Provided passage:
◆ ◆ ◆ ◆ ◆ ◆ ◆

Arye Nizevich: In New York I saw a Jew in traditional dress selling pizza, and a foreman with side-locks and a hardhat “praising” a lazy worker in Yiddish.
There is a popular stereotype that Jews who observe the commandments of the Torah are so burdened by them that they do not have time to realize themselves in the secular environment.
Another common delusion is that the very concept of “religion” and “spirituality” are so alien to “worldly” processes that people who identify themselves as religious cannot enter the abyss of sin that is the world for moral reasons. If all of this were indisputable truth, it would be unclear how the Jewish people have existed for millennia of exile, surviving crises and wars, rises and falls, empires and regimes.
Perhaps we should start with the fact that the main idea of the Torah is that the Jewish people receive physical tools from the Creator to combine two concepts that are contradictory by their essence – the spiritual and the material. We are charged with the duty of taking the divine to a place where it is not evident. In our holy Torah there are two words which can be translated as work – the word “avoda” and the word “esek”. “Avoda”, according to scholars, means a prayer, a regular spiritual burden in the name of the Creator, while “esek” means a trade, a business process, an action that brings material gain.
I am a practicing Jew, and in my opinion we should occupy an active position in life, and have or acquire new worldly occupations in order to create a worthy material vessel for the blessing of the Almighty. Everyone chooses their own level of effort in creating this vessel. Of course, it is important not to forget that working for the Creator is the primary task, and that in the end He is the only employer and source of income.

◆ ◆ ◆ ◆ ◆ ◆ ◆

Raw data:
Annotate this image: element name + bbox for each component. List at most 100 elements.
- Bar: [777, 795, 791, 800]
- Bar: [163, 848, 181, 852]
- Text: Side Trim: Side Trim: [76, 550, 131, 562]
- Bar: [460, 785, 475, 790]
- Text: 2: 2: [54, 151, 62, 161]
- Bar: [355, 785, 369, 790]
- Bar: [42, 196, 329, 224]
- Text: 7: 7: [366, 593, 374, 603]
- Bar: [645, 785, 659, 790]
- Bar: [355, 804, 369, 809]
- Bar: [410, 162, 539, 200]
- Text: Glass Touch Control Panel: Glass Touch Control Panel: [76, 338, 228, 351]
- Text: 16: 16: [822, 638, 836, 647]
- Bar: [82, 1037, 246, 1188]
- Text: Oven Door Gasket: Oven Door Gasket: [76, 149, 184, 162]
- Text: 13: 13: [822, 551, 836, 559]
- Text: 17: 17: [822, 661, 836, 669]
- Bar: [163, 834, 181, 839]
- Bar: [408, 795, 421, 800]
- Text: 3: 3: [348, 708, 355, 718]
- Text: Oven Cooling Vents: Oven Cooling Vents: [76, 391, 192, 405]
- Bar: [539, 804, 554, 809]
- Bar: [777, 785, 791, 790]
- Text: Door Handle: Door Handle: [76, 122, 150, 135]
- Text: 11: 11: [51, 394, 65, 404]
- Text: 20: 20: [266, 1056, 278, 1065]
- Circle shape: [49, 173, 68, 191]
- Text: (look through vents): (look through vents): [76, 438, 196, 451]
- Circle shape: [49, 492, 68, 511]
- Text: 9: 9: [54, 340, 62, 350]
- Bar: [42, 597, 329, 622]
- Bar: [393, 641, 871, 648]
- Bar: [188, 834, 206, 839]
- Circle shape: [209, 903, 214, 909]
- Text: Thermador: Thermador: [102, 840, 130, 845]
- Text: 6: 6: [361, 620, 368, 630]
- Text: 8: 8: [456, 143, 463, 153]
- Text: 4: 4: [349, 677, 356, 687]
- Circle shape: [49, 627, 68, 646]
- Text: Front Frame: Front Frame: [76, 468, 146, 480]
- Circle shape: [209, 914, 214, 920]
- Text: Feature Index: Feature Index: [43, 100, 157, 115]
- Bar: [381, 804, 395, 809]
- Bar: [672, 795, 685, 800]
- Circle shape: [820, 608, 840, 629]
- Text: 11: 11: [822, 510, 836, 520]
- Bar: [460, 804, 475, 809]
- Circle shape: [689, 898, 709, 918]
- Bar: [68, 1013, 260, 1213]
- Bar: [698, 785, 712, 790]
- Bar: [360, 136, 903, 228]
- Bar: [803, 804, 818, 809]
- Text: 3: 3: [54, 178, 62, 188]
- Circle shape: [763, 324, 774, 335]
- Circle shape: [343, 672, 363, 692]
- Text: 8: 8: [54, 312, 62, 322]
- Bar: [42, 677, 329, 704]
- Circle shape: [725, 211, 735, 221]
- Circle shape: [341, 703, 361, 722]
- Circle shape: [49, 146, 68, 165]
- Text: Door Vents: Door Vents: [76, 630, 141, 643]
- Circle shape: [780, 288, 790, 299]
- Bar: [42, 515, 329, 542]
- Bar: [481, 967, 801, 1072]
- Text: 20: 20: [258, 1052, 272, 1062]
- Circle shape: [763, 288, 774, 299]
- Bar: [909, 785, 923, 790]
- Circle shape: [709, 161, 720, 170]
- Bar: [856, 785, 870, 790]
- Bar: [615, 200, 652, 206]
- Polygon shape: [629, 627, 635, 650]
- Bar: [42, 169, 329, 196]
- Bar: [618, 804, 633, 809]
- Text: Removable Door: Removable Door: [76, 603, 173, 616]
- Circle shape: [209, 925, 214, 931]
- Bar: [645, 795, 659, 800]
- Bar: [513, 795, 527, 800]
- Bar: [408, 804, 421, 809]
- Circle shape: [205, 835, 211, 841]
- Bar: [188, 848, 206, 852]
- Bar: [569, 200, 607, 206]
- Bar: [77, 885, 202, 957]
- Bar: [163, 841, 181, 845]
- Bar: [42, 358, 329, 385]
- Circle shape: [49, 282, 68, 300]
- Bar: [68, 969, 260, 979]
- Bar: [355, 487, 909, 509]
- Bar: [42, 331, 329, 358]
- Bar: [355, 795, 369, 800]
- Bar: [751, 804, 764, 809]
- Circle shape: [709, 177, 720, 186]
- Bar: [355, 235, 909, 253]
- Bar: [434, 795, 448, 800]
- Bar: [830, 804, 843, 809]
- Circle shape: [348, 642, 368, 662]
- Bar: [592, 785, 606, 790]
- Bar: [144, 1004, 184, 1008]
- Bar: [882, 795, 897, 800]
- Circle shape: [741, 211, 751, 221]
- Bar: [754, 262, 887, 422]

◆ ◆ ◆ ◆ ◆ ◆ ◆

Exercises:
(a) In the passage on Jewish work, what does the word "esek" mean?
(b) Edit the listing from its first line through the line that contains "- Bar: [410, 162, 539, 200]", replacing "Text" with "Label" and changing nothing else. Return only those lines.
The passage on Jewish work and the listing are unrelated material.

Outputs:
(a) It means a trade, a business process, an action that brings material gain.

(b)
Annotate this image: element name + bbox for each component. List at most 100 elements.
- Bar: [777, 795, 791, 800]
- Bar: [163, 848, 181, 852]
- Label: Side Trim: Side Trim: [76, 550, 131, 562]
- Bar: [460, 785, 475, 790]
- Label: 2: 2: [54, 151, 62, 161]
- Bar: [355, 785, 369, 790]
- Bar: [42, 196, 329, 224]
- Label: 7: 7: [366, 593, 374, 603]
- Bar: [645, 785, 659, 790]
- Bar: [355, 804, 369, 809]
- Bar: [410, 162, 539, 200]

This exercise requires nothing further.